§ WHAT THE TASK ASKS
Copy out every line in the entries below that includes "Shortness".
**********
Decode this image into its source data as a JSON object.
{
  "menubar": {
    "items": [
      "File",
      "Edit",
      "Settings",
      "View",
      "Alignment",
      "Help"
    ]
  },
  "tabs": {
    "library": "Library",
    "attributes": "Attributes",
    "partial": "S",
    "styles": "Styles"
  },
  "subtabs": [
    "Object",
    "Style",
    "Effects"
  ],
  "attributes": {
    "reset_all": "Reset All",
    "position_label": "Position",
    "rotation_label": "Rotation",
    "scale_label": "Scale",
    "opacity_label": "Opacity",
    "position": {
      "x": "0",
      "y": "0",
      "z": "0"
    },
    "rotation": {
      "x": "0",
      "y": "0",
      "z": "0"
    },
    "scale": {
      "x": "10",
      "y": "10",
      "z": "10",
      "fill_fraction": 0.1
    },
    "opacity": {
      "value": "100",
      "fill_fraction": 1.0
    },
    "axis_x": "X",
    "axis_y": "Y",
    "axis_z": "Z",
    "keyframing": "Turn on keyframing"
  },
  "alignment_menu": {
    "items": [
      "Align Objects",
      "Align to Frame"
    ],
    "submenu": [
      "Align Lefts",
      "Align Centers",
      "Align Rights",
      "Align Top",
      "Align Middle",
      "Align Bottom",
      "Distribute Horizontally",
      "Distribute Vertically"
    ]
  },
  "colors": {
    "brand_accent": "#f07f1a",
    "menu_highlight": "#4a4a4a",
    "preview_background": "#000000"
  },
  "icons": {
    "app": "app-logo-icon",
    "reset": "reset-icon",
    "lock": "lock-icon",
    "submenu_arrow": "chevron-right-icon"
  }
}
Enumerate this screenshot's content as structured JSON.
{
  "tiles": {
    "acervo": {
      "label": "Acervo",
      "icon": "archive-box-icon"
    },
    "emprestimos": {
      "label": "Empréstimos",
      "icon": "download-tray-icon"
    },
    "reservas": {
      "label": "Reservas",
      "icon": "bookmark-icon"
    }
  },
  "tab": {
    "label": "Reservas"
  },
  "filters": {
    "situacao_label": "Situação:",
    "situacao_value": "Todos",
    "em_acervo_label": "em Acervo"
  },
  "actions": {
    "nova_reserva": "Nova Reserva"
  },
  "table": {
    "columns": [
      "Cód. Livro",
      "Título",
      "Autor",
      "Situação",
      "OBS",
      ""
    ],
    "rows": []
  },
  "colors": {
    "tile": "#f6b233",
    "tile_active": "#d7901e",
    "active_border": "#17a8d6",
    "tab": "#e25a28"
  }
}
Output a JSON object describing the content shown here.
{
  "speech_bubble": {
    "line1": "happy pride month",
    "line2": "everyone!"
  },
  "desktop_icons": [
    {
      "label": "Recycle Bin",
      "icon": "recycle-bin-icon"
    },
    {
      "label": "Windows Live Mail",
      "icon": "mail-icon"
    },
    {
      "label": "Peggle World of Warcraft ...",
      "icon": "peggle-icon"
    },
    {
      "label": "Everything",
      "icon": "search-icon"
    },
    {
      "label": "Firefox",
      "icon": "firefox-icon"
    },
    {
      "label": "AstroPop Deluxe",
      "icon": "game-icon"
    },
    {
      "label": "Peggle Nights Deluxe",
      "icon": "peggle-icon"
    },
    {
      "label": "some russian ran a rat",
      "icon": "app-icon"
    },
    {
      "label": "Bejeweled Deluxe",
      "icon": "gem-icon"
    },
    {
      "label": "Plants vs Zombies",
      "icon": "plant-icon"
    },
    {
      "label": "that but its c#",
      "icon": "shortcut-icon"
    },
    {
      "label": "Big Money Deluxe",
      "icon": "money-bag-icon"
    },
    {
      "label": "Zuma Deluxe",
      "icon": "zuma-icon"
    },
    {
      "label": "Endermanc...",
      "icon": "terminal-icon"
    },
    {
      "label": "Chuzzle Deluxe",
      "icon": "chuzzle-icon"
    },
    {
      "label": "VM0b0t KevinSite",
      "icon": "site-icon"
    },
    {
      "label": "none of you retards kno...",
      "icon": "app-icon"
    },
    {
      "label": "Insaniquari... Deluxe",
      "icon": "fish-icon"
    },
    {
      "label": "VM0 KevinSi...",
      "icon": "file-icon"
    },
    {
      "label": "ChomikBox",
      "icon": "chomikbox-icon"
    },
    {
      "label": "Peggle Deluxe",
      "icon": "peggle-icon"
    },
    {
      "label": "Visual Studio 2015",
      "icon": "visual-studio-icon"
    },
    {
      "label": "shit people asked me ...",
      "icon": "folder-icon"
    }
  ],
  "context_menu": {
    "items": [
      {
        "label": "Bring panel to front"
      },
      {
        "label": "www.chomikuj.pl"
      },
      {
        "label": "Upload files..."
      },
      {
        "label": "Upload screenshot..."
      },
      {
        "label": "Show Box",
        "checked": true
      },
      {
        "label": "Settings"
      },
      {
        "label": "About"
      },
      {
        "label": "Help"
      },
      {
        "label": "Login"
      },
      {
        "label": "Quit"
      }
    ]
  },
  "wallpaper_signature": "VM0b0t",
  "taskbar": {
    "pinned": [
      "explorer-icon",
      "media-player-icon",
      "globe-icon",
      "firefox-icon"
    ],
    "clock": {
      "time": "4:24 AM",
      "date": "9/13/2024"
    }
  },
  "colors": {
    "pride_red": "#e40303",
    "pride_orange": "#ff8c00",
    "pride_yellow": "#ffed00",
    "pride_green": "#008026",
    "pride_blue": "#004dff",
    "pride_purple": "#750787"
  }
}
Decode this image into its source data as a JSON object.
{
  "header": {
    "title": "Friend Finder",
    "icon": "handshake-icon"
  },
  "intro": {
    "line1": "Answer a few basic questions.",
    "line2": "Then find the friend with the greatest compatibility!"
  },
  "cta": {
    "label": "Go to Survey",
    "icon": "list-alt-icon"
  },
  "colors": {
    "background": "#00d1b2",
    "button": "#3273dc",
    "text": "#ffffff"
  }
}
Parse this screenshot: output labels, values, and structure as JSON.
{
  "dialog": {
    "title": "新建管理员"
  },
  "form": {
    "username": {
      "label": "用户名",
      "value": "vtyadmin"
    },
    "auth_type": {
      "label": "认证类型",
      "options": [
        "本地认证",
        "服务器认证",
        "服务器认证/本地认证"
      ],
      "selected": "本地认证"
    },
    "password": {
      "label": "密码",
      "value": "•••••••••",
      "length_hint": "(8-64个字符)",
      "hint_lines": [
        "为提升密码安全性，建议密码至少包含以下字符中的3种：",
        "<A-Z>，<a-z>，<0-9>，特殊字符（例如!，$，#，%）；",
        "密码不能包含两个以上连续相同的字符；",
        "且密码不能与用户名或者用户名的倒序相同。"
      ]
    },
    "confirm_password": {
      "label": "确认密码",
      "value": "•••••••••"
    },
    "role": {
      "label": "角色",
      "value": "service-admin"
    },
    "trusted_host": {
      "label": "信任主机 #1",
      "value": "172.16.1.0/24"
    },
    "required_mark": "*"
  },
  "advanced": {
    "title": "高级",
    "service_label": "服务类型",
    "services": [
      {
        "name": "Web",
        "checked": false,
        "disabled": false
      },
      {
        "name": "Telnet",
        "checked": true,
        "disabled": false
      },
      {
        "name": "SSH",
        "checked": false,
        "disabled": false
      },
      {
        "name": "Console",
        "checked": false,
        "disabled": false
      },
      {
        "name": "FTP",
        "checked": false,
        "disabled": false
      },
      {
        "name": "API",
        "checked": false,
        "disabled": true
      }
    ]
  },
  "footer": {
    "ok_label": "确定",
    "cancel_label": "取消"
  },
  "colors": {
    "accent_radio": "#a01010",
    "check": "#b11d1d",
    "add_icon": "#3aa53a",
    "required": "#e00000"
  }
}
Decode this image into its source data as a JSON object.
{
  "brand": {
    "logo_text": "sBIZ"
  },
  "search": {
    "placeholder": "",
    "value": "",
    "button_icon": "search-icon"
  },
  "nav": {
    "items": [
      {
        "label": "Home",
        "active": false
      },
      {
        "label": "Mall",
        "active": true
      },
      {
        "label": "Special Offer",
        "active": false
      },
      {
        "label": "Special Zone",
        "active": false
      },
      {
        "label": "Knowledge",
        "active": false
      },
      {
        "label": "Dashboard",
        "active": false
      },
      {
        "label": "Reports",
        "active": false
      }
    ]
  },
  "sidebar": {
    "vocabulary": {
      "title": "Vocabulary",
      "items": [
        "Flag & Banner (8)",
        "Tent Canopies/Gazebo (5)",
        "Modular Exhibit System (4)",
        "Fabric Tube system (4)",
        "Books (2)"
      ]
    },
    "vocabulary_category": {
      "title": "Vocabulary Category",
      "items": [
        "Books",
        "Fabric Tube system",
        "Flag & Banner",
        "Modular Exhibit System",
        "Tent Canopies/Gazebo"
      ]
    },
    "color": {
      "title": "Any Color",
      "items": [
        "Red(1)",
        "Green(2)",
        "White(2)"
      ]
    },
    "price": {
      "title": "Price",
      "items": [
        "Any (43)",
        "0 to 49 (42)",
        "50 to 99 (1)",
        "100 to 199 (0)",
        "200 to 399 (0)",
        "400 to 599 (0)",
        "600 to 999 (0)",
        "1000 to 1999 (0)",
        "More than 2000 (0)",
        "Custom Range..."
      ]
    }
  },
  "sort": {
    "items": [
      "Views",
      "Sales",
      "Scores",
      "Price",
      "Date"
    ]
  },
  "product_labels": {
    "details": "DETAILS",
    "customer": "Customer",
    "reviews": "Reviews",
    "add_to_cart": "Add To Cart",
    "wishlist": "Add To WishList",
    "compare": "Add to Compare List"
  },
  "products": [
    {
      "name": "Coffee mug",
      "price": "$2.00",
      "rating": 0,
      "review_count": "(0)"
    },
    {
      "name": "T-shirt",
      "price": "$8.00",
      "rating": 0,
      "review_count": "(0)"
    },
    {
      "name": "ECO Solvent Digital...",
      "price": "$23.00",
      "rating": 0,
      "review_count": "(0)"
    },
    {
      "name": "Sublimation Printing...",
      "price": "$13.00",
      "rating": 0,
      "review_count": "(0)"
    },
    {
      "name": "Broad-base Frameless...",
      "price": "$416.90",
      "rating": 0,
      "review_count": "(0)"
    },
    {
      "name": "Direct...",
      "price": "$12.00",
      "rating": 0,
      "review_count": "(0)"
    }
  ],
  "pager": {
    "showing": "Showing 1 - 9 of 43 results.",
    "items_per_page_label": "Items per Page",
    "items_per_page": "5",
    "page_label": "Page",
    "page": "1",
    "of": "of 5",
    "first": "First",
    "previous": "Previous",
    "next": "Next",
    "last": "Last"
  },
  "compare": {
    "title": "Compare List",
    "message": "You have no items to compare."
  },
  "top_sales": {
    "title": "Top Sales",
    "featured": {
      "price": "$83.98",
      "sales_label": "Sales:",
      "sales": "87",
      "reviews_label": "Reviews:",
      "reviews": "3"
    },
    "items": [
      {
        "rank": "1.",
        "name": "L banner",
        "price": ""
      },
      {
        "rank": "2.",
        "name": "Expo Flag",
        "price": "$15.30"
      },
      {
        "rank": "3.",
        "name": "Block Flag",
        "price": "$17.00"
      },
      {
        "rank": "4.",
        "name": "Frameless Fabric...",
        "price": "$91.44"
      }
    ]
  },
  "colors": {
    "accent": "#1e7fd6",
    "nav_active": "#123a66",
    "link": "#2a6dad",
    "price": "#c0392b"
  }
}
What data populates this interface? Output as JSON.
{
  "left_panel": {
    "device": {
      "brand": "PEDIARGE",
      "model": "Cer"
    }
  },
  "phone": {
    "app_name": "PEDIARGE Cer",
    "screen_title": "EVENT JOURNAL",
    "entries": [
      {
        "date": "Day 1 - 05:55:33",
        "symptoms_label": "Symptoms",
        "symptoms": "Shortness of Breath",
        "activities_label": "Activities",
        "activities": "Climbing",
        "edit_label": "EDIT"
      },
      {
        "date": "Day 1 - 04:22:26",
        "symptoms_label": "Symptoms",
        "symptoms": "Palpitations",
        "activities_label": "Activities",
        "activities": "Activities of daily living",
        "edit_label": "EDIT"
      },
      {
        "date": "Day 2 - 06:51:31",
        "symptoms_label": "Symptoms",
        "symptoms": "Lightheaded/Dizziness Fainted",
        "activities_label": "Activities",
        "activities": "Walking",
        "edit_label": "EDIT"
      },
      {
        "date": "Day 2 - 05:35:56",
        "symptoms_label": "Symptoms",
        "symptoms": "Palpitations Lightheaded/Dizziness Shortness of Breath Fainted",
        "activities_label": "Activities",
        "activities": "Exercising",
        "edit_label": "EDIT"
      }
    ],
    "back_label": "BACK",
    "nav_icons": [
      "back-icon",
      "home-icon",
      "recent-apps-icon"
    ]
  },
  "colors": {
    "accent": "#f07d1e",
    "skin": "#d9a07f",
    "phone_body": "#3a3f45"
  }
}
**********
§ CORRECT OUTPUT
        "symptoms": "Shortness of Breath",
        "symptoms": "Palpitations Lightheaded/Dizziness Shortness of Breath Fainted",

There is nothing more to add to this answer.